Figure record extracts
• • • •

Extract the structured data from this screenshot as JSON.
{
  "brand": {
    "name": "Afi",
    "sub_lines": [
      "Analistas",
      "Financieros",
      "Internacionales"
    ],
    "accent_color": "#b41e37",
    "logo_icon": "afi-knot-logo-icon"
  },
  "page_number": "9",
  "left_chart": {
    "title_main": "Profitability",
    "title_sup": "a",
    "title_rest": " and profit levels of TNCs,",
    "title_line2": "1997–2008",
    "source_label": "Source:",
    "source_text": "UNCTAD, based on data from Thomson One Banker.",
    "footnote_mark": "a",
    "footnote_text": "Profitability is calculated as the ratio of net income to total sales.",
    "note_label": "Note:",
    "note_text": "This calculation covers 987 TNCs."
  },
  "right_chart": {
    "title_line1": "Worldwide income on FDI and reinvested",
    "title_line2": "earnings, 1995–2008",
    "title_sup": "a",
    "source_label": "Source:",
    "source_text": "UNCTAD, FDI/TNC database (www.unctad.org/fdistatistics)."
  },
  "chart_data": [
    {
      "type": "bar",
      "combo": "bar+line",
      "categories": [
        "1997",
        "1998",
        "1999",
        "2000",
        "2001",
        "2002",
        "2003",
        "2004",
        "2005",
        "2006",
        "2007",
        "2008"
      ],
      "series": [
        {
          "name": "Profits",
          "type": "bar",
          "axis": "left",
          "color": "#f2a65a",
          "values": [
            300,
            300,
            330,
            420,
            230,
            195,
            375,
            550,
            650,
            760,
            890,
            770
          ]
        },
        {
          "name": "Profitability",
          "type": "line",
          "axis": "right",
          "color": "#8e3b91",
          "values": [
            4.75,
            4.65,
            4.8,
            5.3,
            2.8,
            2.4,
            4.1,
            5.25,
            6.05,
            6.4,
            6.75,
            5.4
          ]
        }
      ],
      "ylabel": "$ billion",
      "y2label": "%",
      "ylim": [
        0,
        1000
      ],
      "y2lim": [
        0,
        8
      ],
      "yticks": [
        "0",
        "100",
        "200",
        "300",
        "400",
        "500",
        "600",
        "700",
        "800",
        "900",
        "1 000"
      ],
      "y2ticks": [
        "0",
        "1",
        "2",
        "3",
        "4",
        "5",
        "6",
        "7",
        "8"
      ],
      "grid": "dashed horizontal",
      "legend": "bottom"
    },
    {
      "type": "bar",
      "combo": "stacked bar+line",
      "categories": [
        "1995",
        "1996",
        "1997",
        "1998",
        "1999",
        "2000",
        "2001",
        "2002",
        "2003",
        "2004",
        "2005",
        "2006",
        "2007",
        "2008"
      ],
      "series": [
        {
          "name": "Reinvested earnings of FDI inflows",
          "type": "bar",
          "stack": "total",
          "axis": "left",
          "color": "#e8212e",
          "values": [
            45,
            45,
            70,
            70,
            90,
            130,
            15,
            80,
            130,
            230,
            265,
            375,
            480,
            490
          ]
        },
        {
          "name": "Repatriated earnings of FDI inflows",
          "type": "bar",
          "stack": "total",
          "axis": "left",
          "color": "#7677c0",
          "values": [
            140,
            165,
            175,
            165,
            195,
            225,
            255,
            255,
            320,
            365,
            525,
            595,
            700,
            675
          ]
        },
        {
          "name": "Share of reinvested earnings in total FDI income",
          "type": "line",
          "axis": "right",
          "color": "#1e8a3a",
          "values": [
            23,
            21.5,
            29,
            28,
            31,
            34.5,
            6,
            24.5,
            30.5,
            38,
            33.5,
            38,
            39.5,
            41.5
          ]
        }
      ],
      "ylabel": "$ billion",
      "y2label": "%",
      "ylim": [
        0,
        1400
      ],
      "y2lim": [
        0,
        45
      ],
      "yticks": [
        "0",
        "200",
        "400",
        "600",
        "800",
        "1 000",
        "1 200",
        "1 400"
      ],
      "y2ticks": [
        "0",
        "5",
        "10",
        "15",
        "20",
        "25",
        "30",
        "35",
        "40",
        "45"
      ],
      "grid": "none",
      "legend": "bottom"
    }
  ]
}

• • • •

## The problem:
Every line above needs to be retyped exactly.

## Solution for this task:
Extract the structured data from this screenshot as JSON.
{
  "brand": {
    "name": "Afi",
    "sub_lines": [
      "Analistas",
      "Financieros",
      "Internacionales"
    ],
    "accent_color": "#b41e37",
    "logo_icon": "afi-knot-logo-icon"
  },
  "page_number": "9",
  "left_chart": {
    "title_main": "Profitability",
    "title_sup": "a",
    "title_rest": " and profit levels of TNCs,",
    "title_line2": "1997–2008",
    "source_label": "Source:",
    "source_text": "UNCTAD, based on data from Thomson One Banker.",
    "footnote_mark": "a",
    "footnote_text": "Profitability is calculated as the ratio of net income to total sales.",
    "note_label": "Note:",
    "note_text": "This calculation covers 987 TNCs."
  },
  "right_chart": {
    "title_line1": "Worldwide income on FDI and reinvested",
    "title_line2": "earnings, 1995–2008",
    "title_sup": "a",
    "source_label": "Source:",
    "source_text": "UNCTAD, FDI/TNC database (www.unctad.org/fdistatistics)."
  },
  "chart_data": [
    {
      "type": "bar",
      "combo": "bar+line",
      "categories": [
        "1997",
        "1998",
        "1999",
        "2000",
        "2001",
        "2002",
        "2003",
        "2004",
        "2005",
        "2006",
        "2007",
        "2008"
      ],
      "series": [
        {
          "name": "Profits",
          "type": "bar",
          "axis": "left",
          "color": "#f2a65a",
          "values": [
            300,
            300,
            330,
            420,
            230,
            195,
            375,
            550,
            650,
            760,
            890,
            770
          ]
        },
        {
          "name": "Profitability",
          "type": "line",
          "axis": "right",
          "color": "#8e3b91",
          "values": [
            4.75,
            4.65,
            4.8,
            5.3,
            2.8,
            2.4,
            4.1,
            5.25,
            6.05,
            6.4,
            6.75,
            5.4
          ]
        }
      ],
      "ylabel": "$ billion",
      "y2label": "%",
      "ylim": [
        0,
        1000
      ],
      "y2lim": [
        0,
        8
      ],
      "yticks": [
        "0",
        "100",
        "200",
        "300",
        "400",
        "500",
        "600",
        "700",
        "800",
        "900",
        "1 000"
      ],
      "y2ticks": [
        "0",
        "1",
        "2",
        "3",
        "4",
        "5",
        "6",
        "7",
        "8"
      ],
      "grid": "dashed horizontal",
      "legend": "bottom"
    },
    {
      "type": "bar",
      "combo": "stacked bar+line",
      "categories": [
        "1995",
        "1996",
        "1997",
        "1998",
        "1999",
        "2000",
        "2001",
        "2002",
        "2003",
        "2004",
        "2005",
        "2006",
        "2007",
        "2008"
      ],
      "series": [
        {
          "name": "Reinvested earnings of FDI inflows",
          "type": "bar",
          "stack": "total",
          "axis": "left",
          "color": "#e8212e",
          "values": [
            45,
            45,
            70,
            70,
            90,
            130,
            15,
            80,
            130,
            230,
            265,
            375,
            480,
            490
          ]
        },
        {
          "name": "Repatriated earnings of FDI inflows",
          "type": "bar",
          "stack": "total",
          "axis": "left",
          "color": "#7677c0",
          "values": [
            140,
            165,
            175,
            165,
            195,
            225,
            255,
            255,
            320,
            365,
            525,
            595,
            700,
            675
          ]
        },
        {
          "name": "Share of reinvested earnings in total FDI income",
          "type": "line",
          "axis": "right",
          "color": "#1e8a3a",
          "values": [
            23,
            21.5,
            29,
            28,
            31,
            34.5,
            6,
            24.5,
            30.5,
            38,
            33.5,
            38,
            39.5,
            41.5
          ]
        }
      ],
      "ylabel": "$ billion",
      "y2label": "%",
      "ylim": [
        0,
        1400
      ],
      "y2lim": [
        0,
        45
      ],
      "yticks": [
        "0",
        "200",
        "400",
        "600",
        "800",
        "1 000",
        "1 200",
        "1 400"
      ],
      "y2ticks": [
        "0",
        "5",
        "10",
        "15",
        "20",
        "25",
        "30",
        "35",
        "40",
        "45"
      ],
      "grid": "none",
      "legend": "bottom"
    }
  ]
}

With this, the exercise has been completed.